AIM OF THE EXERCISE: Locate the line containing "Output the text content of this document." in the material below; repeat it and every line after it, exactly as written.

EXTRACTED ENTRIES:
☆ ☆ ☆ ☆ ☆ ☆ ☆

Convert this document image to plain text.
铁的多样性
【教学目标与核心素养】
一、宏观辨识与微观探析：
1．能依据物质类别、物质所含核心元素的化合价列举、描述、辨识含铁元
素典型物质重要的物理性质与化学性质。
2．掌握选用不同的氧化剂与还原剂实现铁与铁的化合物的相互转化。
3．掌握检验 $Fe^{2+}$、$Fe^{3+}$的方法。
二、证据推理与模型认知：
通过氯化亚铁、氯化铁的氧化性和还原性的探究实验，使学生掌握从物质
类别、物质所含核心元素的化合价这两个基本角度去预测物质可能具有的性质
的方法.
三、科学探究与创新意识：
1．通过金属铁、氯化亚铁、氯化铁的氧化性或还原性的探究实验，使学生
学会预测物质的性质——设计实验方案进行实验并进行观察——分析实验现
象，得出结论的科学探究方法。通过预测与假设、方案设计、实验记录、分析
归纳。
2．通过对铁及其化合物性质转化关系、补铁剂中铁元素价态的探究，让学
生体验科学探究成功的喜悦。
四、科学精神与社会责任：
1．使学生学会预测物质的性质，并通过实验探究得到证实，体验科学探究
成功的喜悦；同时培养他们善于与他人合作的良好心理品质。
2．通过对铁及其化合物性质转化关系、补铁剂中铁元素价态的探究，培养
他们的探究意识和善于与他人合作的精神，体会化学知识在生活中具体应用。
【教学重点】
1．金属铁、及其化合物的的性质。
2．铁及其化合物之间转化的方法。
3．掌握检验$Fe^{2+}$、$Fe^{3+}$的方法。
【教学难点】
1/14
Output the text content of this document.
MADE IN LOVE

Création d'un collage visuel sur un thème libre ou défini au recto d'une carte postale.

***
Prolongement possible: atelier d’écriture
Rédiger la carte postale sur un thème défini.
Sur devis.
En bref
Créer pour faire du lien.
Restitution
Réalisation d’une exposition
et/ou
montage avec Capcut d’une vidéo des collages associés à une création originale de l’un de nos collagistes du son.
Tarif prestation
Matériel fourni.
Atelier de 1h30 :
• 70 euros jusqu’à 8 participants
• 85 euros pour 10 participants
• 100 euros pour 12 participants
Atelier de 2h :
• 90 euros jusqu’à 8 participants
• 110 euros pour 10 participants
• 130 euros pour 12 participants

☆ ☆ ☆ ☆ ☆ ☆ ☆

RESPONSE TO THE EXERCISE:
Output the text content of this document.
MADE IN LOVE

Création d'un collage visuel sur un thème libre ou défini au recto d'une carte postale.

***
Prolongement possible: atelier d’écriture
Rédiger la carte postale sur un thème défini.
Sur devis.
En bref
Créer pour faire du lien.
Restitution
Réalisation d’une exposition
et/ou
montage avec Capcut d’une vidéo des collages associés à une création originale de l’un de nos collagistes du son.
Tarif prestation
Matériel fourni.
Atelier de 1h30 :
• 70 euros jusqu’à 8 participants
• 85 euros pour 10 participants
• 100 euros pour 12 participants
Atelier de 2h :
• 90 euros jusqu’à 8 participants
• 110 euros pour 10 participants
• 130 euros pour 12 participants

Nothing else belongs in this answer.